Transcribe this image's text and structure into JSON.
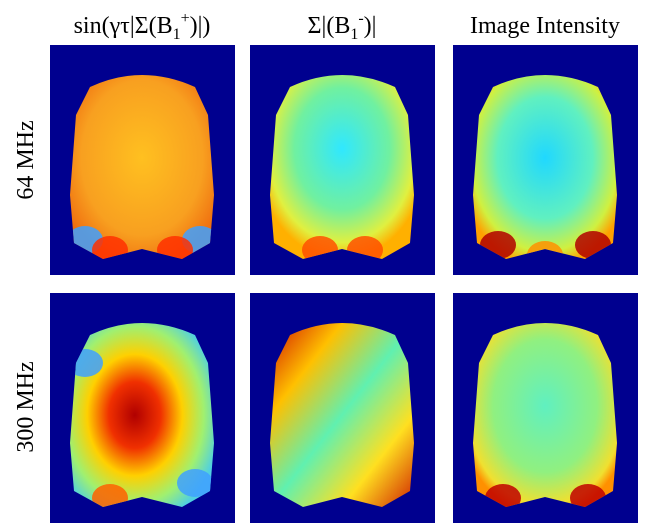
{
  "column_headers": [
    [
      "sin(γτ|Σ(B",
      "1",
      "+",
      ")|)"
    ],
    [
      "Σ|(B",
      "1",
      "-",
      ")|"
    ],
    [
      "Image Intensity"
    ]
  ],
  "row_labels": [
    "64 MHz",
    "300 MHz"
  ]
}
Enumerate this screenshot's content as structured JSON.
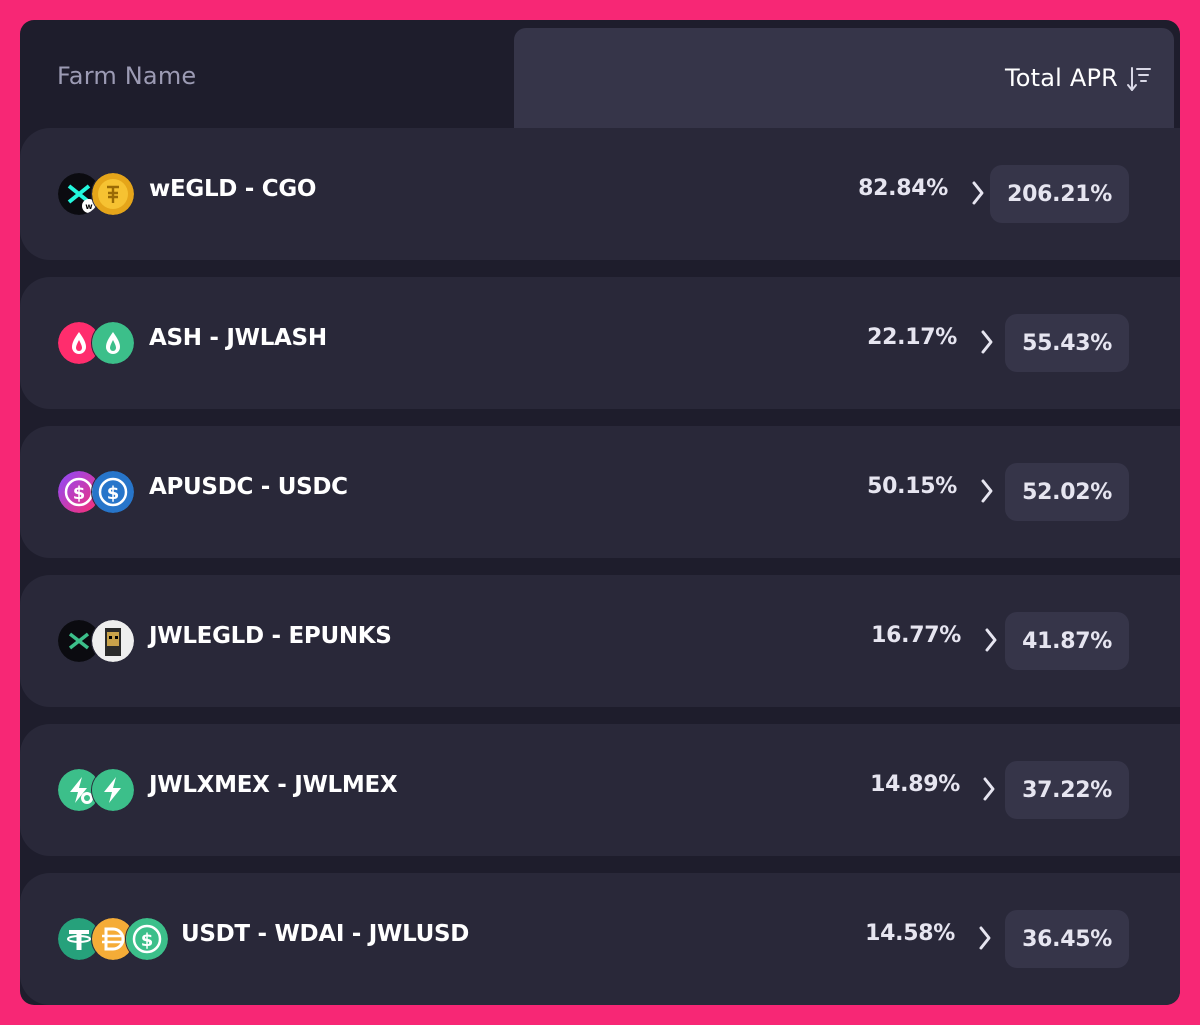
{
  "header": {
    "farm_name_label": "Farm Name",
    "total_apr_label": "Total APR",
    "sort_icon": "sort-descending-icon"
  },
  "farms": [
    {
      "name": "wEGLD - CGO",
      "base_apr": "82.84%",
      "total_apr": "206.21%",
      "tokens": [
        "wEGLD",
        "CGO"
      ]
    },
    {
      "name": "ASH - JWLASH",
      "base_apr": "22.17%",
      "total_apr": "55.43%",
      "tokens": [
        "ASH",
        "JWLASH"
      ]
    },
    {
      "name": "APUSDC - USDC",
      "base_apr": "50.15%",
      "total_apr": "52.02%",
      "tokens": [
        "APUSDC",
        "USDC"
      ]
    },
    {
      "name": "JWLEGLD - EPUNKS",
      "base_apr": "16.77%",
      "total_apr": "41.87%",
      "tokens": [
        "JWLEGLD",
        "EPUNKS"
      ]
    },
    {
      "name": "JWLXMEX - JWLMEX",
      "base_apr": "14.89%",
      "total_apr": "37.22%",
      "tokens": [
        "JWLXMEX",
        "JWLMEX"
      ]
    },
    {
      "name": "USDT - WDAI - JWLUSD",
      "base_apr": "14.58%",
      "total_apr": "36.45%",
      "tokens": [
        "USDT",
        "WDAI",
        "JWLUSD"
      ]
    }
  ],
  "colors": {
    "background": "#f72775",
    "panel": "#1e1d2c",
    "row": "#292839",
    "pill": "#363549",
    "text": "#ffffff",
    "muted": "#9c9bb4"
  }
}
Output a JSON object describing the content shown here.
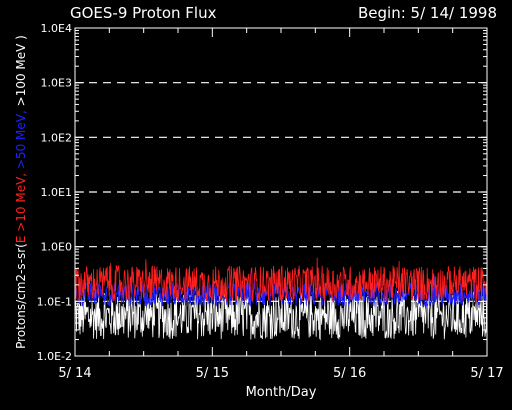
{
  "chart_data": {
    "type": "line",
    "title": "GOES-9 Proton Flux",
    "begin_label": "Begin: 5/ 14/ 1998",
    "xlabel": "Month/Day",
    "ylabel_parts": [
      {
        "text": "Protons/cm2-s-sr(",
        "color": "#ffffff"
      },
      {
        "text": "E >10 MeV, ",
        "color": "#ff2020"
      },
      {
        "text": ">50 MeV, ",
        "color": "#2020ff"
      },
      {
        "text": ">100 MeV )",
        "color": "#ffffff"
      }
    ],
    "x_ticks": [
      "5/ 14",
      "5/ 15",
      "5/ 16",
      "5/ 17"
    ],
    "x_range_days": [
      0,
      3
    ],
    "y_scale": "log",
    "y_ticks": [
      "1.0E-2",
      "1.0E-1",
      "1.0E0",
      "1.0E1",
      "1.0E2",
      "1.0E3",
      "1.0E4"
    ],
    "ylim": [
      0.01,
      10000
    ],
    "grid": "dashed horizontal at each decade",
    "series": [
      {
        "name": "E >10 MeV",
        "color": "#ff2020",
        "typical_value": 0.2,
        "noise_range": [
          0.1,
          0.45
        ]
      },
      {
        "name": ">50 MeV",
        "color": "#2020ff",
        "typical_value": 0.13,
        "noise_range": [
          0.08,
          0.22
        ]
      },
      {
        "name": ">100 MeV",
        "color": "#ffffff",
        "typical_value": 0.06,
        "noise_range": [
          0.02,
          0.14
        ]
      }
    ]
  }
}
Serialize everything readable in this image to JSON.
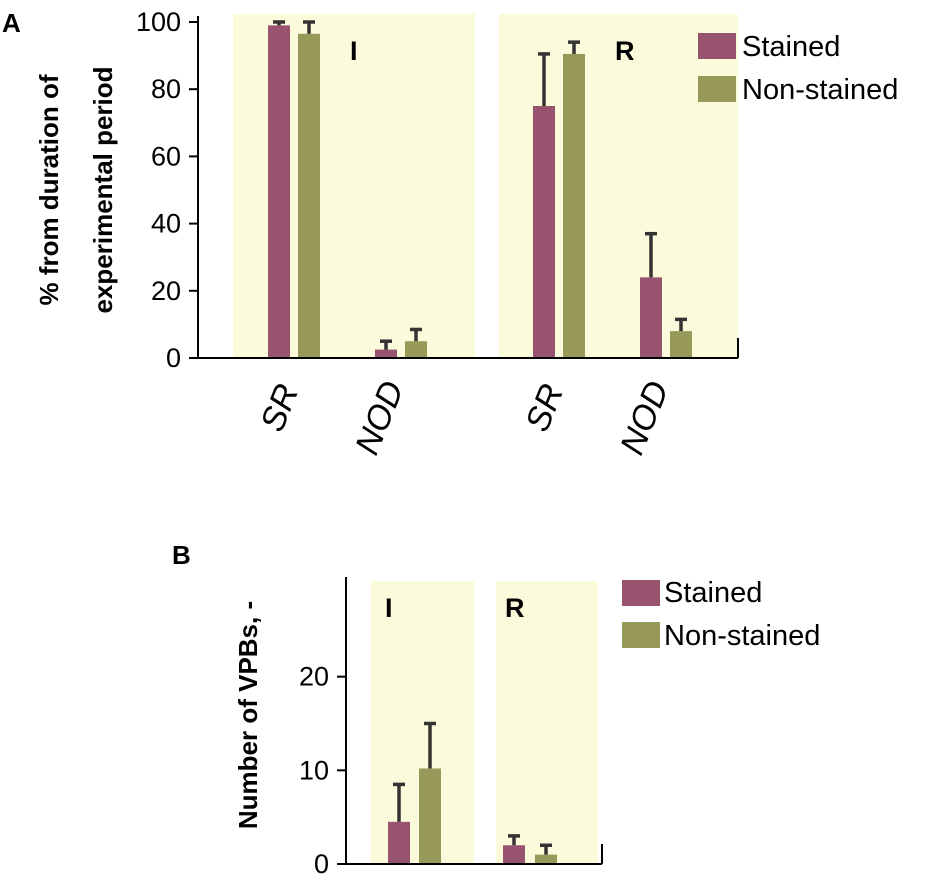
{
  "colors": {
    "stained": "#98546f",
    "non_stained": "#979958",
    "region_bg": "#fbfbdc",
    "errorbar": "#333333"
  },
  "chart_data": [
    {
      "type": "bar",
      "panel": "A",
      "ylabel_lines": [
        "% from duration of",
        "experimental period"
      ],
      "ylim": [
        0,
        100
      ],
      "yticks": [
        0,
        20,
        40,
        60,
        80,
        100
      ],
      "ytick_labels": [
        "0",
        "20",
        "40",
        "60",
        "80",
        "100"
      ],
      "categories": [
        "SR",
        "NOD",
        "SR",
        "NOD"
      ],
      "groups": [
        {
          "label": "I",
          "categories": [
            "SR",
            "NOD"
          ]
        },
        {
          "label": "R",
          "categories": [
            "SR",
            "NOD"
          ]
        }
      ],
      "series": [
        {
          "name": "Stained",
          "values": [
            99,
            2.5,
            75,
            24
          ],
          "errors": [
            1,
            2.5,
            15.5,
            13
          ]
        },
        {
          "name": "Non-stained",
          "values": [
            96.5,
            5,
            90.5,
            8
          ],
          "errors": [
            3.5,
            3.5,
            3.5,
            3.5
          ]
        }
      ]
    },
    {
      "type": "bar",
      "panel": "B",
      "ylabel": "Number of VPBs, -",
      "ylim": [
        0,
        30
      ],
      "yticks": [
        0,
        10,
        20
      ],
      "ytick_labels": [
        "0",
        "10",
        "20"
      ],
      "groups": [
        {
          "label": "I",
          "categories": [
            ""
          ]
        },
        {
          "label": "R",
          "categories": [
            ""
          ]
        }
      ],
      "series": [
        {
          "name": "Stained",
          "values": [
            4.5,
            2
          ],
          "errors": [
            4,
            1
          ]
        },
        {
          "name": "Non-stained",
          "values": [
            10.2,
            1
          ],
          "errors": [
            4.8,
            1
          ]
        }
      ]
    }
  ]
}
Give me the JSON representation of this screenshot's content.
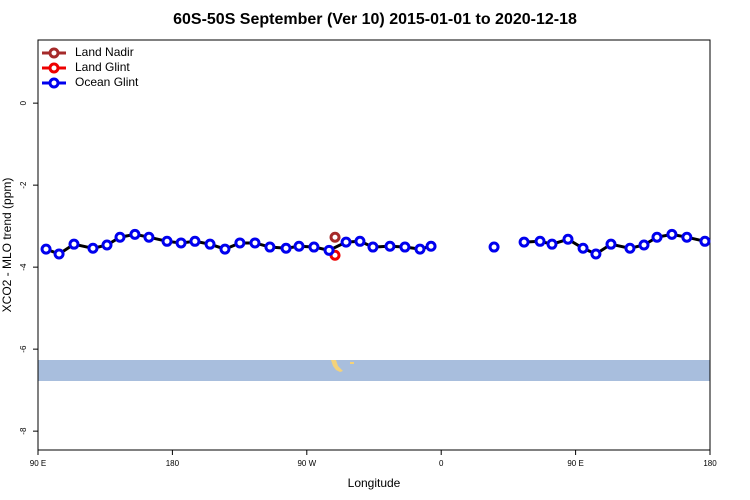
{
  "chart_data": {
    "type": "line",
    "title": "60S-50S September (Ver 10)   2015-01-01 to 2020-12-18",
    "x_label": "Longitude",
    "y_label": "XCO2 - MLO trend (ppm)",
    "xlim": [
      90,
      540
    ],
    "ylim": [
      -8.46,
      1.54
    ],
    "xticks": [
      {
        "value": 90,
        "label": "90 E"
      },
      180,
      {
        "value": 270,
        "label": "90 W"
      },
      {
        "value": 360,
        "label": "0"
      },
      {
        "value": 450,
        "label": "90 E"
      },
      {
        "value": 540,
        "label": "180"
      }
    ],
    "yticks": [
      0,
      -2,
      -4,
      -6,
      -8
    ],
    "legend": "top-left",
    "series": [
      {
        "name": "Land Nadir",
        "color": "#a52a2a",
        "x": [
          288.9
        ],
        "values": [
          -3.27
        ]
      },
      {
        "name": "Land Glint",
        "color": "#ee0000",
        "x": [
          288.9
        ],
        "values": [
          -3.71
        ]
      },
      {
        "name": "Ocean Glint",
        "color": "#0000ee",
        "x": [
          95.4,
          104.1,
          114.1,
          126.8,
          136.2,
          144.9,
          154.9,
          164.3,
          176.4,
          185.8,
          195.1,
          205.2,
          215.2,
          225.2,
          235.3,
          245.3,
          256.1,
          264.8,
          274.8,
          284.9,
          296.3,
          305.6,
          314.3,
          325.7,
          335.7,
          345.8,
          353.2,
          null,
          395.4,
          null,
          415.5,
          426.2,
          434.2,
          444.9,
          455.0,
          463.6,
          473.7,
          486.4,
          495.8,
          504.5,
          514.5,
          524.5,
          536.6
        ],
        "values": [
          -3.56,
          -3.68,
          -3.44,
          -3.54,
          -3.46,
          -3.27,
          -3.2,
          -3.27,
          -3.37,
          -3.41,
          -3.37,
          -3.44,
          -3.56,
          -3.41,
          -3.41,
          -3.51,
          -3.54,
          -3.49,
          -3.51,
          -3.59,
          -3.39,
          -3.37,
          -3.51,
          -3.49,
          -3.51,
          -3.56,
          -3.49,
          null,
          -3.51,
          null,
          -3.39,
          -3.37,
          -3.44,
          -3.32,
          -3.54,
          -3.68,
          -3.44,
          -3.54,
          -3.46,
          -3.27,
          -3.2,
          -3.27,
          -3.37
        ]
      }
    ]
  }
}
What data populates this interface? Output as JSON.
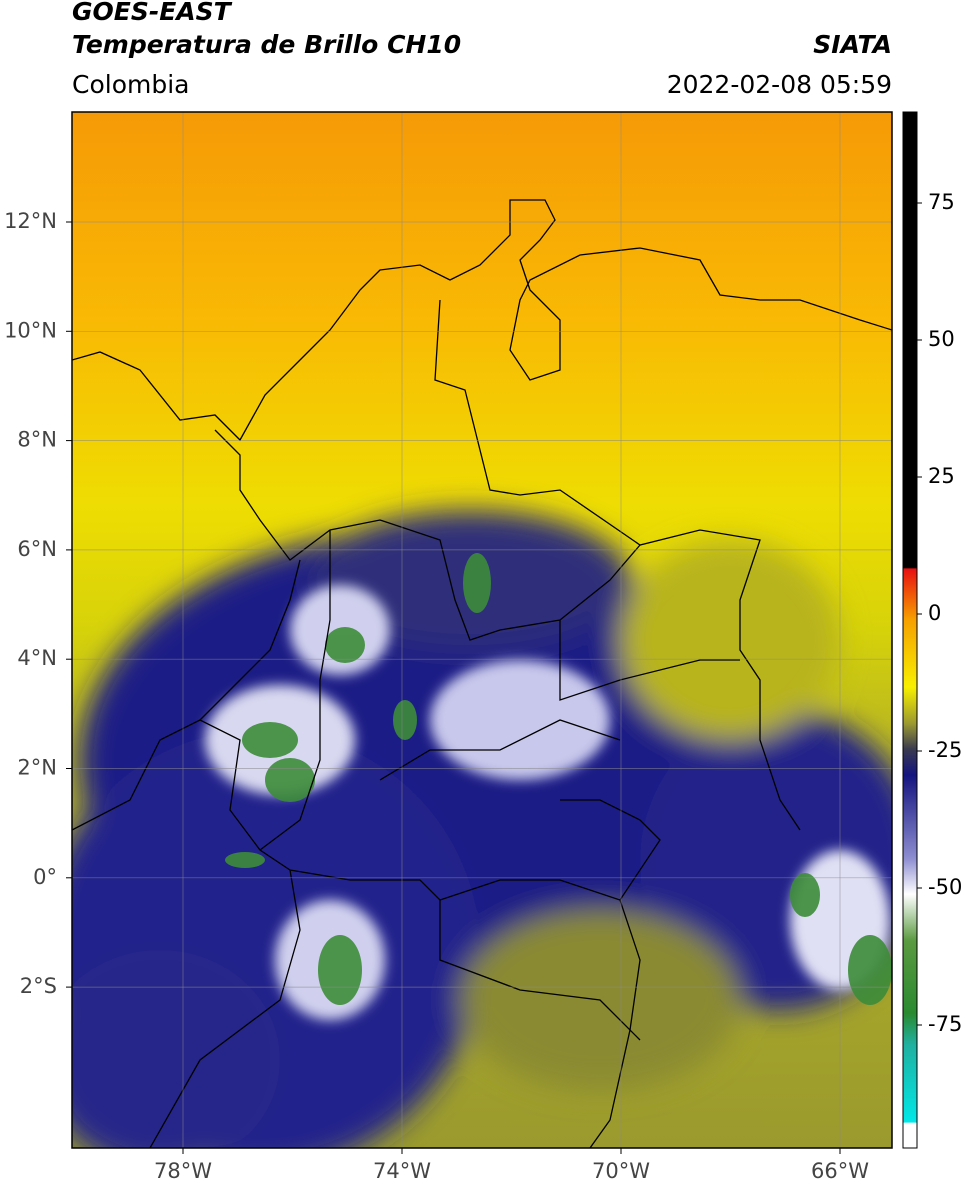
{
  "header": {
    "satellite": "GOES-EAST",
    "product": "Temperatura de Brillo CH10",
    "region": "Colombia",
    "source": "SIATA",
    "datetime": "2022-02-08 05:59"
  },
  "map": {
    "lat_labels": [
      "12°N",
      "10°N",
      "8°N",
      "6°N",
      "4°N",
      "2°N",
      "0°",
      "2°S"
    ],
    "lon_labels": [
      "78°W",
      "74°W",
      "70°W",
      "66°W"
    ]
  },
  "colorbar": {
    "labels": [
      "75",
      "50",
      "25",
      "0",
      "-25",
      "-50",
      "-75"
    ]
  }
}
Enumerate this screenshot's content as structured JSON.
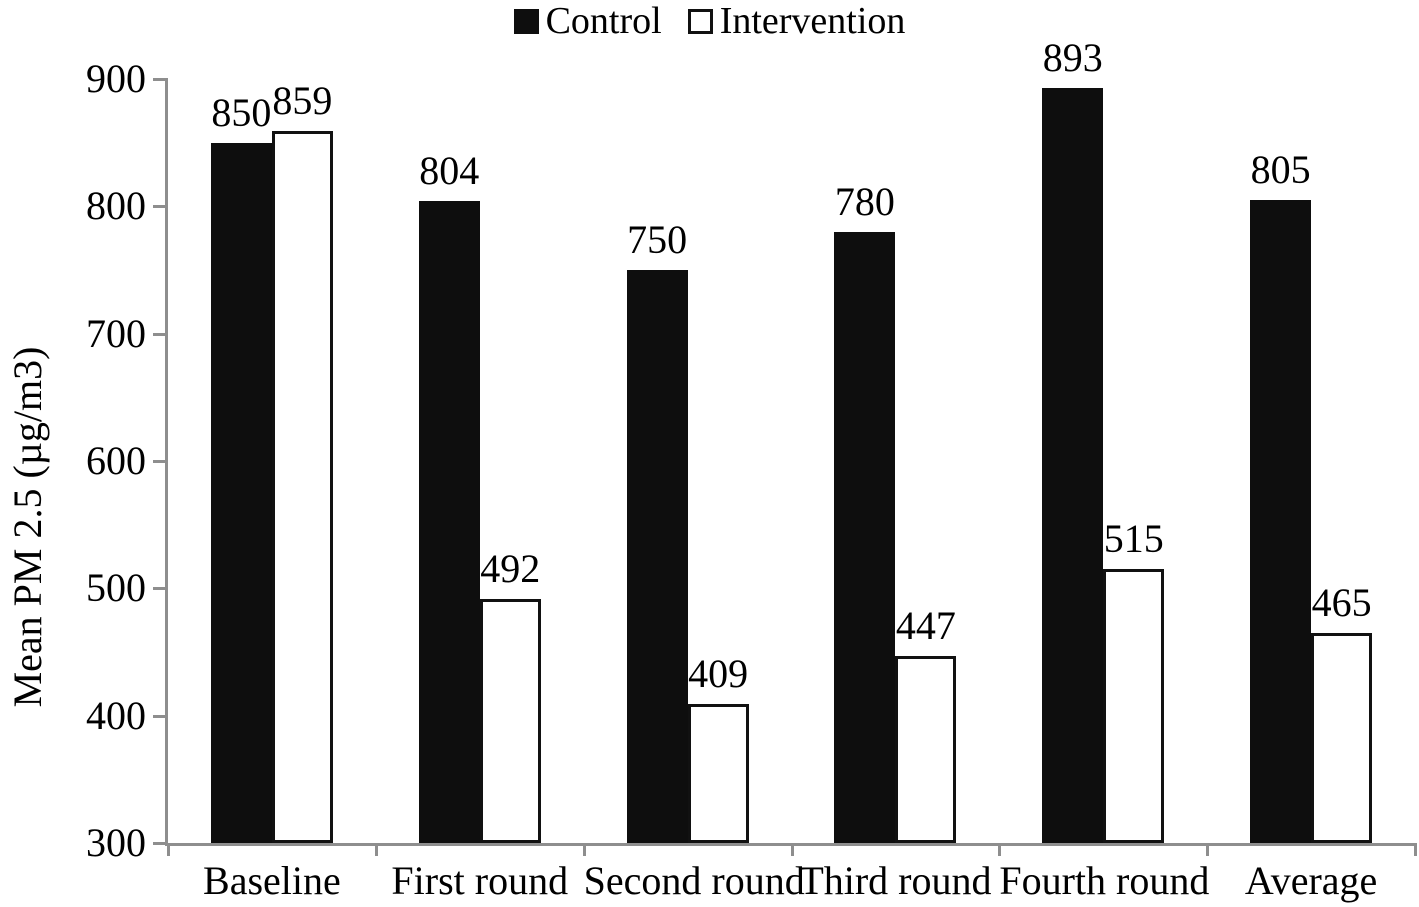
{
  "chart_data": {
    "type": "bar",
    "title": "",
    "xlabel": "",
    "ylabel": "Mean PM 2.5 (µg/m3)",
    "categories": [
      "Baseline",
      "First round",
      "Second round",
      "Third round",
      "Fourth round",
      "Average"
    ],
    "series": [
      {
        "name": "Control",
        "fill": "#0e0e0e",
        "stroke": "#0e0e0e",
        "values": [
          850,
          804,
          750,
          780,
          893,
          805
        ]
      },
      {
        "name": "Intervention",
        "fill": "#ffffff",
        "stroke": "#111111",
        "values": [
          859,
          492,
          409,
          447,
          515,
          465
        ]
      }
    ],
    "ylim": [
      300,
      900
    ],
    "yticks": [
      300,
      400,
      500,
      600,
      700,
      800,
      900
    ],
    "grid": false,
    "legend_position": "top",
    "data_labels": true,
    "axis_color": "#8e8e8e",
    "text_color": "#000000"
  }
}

□ □ □ □ □ □ □

**Work required**
Select every line of the records holding the string "GOES".

**Task response**
    "title": "GOES-9 Proton Flux",
    "satellite": "GOES-EAST",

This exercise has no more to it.